:: Record set

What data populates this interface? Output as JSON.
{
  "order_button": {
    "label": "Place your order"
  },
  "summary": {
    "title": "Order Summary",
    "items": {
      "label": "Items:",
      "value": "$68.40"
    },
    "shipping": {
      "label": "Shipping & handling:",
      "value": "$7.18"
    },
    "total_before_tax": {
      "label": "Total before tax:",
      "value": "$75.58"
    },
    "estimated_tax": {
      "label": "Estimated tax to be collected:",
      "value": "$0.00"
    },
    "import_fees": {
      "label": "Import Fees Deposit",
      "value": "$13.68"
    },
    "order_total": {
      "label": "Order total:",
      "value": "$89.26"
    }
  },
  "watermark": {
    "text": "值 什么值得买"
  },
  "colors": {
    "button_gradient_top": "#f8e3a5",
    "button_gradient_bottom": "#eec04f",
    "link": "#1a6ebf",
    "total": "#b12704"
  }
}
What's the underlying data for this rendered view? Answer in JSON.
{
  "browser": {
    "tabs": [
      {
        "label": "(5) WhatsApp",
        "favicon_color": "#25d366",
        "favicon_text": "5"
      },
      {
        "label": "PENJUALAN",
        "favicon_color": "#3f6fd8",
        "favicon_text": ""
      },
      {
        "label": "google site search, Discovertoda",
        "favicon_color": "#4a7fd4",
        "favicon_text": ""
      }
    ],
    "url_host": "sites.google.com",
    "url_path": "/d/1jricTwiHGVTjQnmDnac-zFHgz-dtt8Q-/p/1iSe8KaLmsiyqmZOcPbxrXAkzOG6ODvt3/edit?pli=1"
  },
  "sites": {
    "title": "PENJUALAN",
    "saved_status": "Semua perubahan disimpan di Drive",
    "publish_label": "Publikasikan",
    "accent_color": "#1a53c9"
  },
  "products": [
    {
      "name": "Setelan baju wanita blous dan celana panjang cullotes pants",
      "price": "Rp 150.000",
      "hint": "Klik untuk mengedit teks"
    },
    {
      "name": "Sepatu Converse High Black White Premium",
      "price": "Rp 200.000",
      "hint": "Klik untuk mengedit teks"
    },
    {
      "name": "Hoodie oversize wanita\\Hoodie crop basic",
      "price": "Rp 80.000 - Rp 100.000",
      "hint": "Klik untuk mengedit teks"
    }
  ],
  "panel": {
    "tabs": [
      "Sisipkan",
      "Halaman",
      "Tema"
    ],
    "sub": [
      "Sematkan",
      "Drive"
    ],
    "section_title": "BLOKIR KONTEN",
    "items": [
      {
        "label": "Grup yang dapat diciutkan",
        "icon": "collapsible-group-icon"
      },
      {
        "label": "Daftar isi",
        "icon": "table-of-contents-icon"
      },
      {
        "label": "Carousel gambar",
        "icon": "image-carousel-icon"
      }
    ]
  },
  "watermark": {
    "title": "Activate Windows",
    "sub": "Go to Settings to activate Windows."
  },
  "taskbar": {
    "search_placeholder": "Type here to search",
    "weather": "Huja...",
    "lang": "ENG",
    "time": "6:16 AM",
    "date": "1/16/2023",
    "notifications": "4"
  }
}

::::

Repeat the material above in full, exactly as it stands.

What data populates this interface? Output as JSON.
{
  "order_button": {
    "label": "Place your order"
  },
  "summary": {
    "title": "Order Summary",
    "items": {
      "label": "Items:",
      "value": "$68.40"
    },
    "shipping": {
      "label": "Shipping & handling:",
      "value": "$7.18"
    },
    "total_before_tax": {
      "label": "Total before tax:",
      "value": "$75.58"
    },
    "estimated_tax": {
      "label": "Estimated tax to be collected:",
      "value": "$0.00"
    },
    "import_fees": {
      "label": "Import Fees Deposit",
      "value": "$13.68"
    },
    "order_total": {
      "label": "Order total:",
      "value": "$89.26"
    }
  },
  "watermark": {
    "text": "值 什么值得买"
  },
  "colors": {
    "button_gradient_top": "#f8e3a5",
    "button_gradient_bottom": "#eec04f",
    "link": "#1a6ebf",
    "total": "#b12704"
  }
}
What's the underlying data for this rendered view? Answer in JSON.
{
  "browser": {
    "tabs": [
      {
        "label": "(5) WhatsApp",
        "favicon_color": "#25d366",
        "favicon_text": "5"
      },
      {
        "label": "PENJUALAN",
        "favicon_color": "#3f6fd8",
        "favicon_text": ""
      },
      {
        "label": "google site search, Discovertoda",
        "favicon_color": "#4a7fd4",
        "favicon_text": ""
      }
    ],
    "url_host": "sites.google.com",
    "url_path": "/d/1jricTwiHGVTjQnmDnac-zFHgz-dtt8Q-/p/1iSe8KaLmsiyqmZOcPbxrXAkzOG6ODvt3/edit?pli=1"
  },
  "sites": {
    "title": "PENJUALAN",
    "saved_status": "Semua perubahan disimpan di Drive",
    "publish_label": "Publikasikan",
    "accent_color": "#1a53c9"
  },
  "products": [
    {
      "name": "Setelan baju wanita blous dan celana panjang cullotes pants",
      "price": "Rp 150.000",
      "hint": "Klik untuk mengedit teks"
    },
    {
      "name": "Sepatu Converse High Black White Premium",
      "price": "Rp 200.000",
      "hint": "Klik untuk mengedit teks"
    },
    {
      "name": "Hoodie oversize wanita\\Hoodie crop basic",
      "price": "Rp 80.000 - Rp 100.000",
      "hint": "Klik untuk mengedit teks"
    }
  ],
  "panel": {
    "tabs": [
      "Sisipkan",
      "Halaman",
      "Tema"
    ],
    "sub": [
      "Sematkan",
      "Drive"
    ],
    "section_title": "BLOKIR KONTEN",
    "items": [
      {
        "label": "Grup yang dapat diciutkan",
        "icon": "collapsible-group-icon"
      },
      {
        "label": "Daftar isi",
        "icon": "table-of-contents-icon"
      },
      {
        "label": "Carousel gambar",
        "icon": "image-carousel-icon"
      }
    ]
  },
  "watermark": {
    "title": "Activate Windows",
    "sub": "Go to Settings to activate Windows."
  },
  "taskbar": {
    "search_placeholder": "Type here to search",
    "weather": "Huja...",
    "lang": "ENG",
    "time": "6:16 AM",
    "date": "1/16/2023",
    "notifications": "4"
  }
}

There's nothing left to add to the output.